What you should do:
Copy every line of the entries that has the string "upward" in it.

==================================================

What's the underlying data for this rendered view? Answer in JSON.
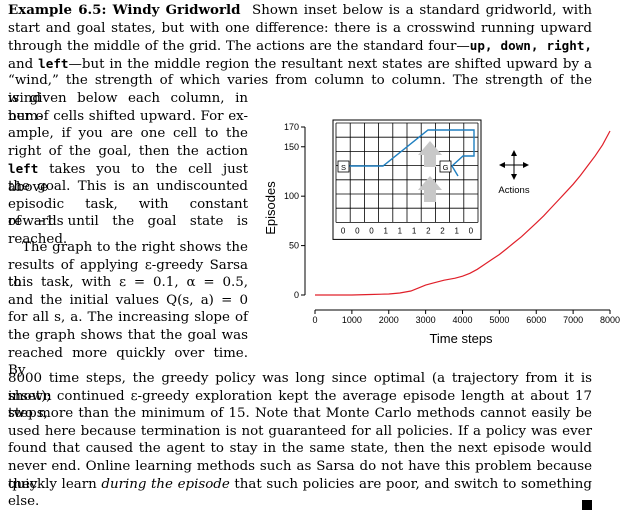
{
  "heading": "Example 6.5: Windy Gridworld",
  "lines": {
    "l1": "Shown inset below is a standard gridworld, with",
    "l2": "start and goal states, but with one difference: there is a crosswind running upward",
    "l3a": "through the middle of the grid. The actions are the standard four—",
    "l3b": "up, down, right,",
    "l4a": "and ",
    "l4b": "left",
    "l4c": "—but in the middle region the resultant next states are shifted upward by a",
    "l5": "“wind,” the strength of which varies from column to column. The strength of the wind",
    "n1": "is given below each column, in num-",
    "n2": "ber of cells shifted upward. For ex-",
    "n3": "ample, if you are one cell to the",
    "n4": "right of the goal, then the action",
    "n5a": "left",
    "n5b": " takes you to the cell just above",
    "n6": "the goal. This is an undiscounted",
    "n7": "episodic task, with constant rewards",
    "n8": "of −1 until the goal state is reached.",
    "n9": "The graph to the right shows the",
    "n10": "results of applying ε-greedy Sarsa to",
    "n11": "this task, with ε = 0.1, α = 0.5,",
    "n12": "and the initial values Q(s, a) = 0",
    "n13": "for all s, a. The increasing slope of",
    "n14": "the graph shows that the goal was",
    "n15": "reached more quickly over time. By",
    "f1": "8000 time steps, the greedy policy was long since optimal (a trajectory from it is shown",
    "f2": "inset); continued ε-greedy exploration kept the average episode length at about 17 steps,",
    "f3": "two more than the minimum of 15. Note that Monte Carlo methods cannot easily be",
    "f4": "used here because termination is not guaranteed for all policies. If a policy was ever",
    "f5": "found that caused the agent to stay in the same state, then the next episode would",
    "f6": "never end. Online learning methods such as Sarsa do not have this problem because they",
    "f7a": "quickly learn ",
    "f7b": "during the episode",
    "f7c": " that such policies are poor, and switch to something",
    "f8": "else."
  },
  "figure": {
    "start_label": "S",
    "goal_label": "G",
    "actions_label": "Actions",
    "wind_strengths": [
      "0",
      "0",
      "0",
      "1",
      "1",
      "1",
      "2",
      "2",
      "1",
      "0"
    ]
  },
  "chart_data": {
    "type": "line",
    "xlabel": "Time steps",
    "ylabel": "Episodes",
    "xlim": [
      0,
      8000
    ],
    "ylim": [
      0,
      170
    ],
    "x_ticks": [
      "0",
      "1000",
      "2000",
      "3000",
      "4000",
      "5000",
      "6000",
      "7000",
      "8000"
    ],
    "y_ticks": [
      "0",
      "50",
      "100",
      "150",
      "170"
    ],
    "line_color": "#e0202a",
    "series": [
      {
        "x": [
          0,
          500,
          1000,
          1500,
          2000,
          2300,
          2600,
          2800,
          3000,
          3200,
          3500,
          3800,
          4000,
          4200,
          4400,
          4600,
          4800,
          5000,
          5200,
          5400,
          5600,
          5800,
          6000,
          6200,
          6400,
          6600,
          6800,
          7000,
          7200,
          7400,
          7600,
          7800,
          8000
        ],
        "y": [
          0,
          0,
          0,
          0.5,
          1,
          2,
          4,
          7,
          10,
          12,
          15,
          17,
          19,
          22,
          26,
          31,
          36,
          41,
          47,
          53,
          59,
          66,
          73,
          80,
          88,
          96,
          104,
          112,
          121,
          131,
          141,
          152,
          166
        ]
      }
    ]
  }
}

==================================================

Answer to this task:
    "l2": "start and goal states, but with one difference: there is a crosswind running upward",
    "l4c": "—but in the middle region the resultant next states are shifted upward by a",
    "n2": "ber of cells shifted upward. For ex-",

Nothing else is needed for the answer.